En Côte-d'Or, l'agglomération de Dijon rassemble l'essentiel des entreprises accessibles à des cadres venus d'autres secteurs. Dans les zones d'activités de Longvic, de Quetigny, de Chevigny-Saint-Sauveur ou de Saint-Apollinaire, on trouve des distributeurs techniques, des sociétés de maintenance, des bureaux d'études, des fabricants d'emballages pour l'agroalimentaire et des prestataires de l'industrie pharmaceutique. Leur clientèle mêle sites industriels locaux et comptes nationaux. Un dirigeant expérimenté en gestion ou en développement commercial peut s'y imposer sans venir du métier, à condition de conserver l'équipe technique qui entretient la relation client au quotidien.
La position de carrefour de Dijon, entre les autoroutes vers Paris, Lyon, la Lorraine et la Suisse, a fait grandir des transporteurs, des entrepôts et des négoces de matériaux dans l'agglomération et le long des axes vers Beaune et Pouilly-en-Auxois. Ces entreprises réclament un repreneur à l'aise avec l'exploitation, la gestion d'une flotte et la négociation de contrats annuels. Elles intéressent aussi des groupes régionaux du transport, si bien que la concurrence y est réelle : un candidat individuel doit arriver avec un financement déjà sondé et une idée précise de son rôle opérationnel.

.....

▸ **VOTRE OBJECTIF**: Condensez sous forme de liste le paragraphe du texte sur la Côte-d'Or qui commence par « La position de carrefour de Dijon », en conservant ses faits principaux.

.....

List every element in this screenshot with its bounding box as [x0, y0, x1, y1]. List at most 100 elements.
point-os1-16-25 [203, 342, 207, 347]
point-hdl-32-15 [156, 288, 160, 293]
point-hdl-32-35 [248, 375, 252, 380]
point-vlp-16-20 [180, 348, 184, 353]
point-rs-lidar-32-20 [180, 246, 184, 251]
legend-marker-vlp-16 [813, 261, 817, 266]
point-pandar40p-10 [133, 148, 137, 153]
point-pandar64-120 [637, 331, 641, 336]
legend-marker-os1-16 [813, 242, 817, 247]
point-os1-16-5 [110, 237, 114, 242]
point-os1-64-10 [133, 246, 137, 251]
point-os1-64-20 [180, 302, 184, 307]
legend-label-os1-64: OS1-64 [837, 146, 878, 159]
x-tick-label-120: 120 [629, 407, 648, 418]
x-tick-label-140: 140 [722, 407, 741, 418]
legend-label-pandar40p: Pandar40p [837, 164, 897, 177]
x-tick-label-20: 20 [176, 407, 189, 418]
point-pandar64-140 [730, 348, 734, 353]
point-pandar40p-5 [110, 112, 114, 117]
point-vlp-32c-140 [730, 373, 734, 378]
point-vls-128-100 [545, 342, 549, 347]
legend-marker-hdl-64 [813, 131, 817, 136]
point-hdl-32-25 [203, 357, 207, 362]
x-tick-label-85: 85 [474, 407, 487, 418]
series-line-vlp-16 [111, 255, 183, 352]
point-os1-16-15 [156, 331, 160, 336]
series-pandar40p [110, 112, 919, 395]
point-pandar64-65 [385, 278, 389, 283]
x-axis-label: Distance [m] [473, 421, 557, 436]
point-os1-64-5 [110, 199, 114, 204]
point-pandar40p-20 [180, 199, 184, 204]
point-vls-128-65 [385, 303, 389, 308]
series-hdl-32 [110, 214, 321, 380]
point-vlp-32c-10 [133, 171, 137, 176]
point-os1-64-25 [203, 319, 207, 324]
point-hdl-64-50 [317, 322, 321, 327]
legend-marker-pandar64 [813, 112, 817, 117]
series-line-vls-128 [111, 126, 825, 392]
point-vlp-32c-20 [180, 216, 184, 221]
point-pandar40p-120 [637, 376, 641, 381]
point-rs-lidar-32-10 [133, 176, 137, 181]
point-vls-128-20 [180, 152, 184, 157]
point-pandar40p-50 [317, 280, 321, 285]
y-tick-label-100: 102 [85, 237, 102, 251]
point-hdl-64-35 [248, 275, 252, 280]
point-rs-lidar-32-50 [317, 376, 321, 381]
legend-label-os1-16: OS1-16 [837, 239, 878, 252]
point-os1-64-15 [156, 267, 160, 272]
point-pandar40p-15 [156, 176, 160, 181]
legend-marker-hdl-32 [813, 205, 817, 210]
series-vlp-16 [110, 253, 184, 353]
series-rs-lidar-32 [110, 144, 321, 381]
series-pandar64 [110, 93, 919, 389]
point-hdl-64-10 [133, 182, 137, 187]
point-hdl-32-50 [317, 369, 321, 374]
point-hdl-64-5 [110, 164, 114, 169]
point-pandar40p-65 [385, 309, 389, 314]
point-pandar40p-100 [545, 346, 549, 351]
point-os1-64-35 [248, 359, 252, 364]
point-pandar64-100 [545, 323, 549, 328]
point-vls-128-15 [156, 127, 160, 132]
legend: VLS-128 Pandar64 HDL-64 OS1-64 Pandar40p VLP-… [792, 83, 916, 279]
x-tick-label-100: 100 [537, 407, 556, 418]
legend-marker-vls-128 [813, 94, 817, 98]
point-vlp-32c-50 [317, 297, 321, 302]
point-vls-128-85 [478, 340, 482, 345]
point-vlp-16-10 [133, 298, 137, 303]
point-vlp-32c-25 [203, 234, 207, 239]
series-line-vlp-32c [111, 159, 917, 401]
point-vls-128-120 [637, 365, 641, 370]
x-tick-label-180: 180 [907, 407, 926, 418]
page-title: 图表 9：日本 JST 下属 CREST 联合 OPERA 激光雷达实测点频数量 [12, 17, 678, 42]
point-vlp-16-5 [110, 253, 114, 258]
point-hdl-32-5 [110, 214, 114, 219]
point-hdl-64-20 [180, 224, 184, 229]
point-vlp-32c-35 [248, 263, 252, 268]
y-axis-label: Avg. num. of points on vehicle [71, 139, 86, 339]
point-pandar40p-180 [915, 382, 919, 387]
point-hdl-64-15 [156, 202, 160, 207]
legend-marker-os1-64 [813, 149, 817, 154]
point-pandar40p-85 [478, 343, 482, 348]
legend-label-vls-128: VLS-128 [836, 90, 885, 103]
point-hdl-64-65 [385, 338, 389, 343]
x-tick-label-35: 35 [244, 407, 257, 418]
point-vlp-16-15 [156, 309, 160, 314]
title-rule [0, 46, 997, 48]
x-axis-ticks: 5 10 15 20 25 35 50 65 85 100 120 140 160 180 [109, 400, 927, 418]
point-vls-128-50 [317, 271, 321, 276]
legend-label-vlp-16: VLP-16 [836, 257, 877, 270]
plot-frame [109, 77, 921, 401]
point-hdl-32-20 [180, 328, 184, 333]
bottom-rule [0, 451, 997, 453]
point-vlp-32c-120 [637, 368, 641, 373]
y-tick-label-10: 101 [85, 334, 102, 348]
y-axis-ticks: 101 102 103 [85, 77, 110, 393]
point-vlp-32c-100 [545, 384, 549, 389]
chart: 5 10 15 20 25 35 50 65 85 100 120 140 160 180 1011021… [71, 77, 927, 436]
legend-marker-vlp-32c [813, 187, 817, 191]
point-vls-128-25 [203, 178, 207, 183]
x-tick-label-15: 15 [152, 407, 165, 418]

.....

▸ **RÉPONSE RÉDIGÉE**:
- Dijon est au carrefour des autoroutes vers Paris, Lyon, la Lorraine et la Suisse. Cette position a fait grandir des transporteurs, des entrepôts et des négoces de matériaux dans l'agglomération et le long des axes vers Beaune et Pouilly-en-Auxois.
- Ces entreprises réclament un repreneur à l'aise avec l'exploitation, la gestion d'une flotte et la négociation de contrats annuels.
- Des groupes régionaux du transport s'y intéressent aussi, et la concurrence y est donc réelle.
- Un candidat individuel doit arriver avec un financement déjà sondé et une idée précise de son rôle opérationnel.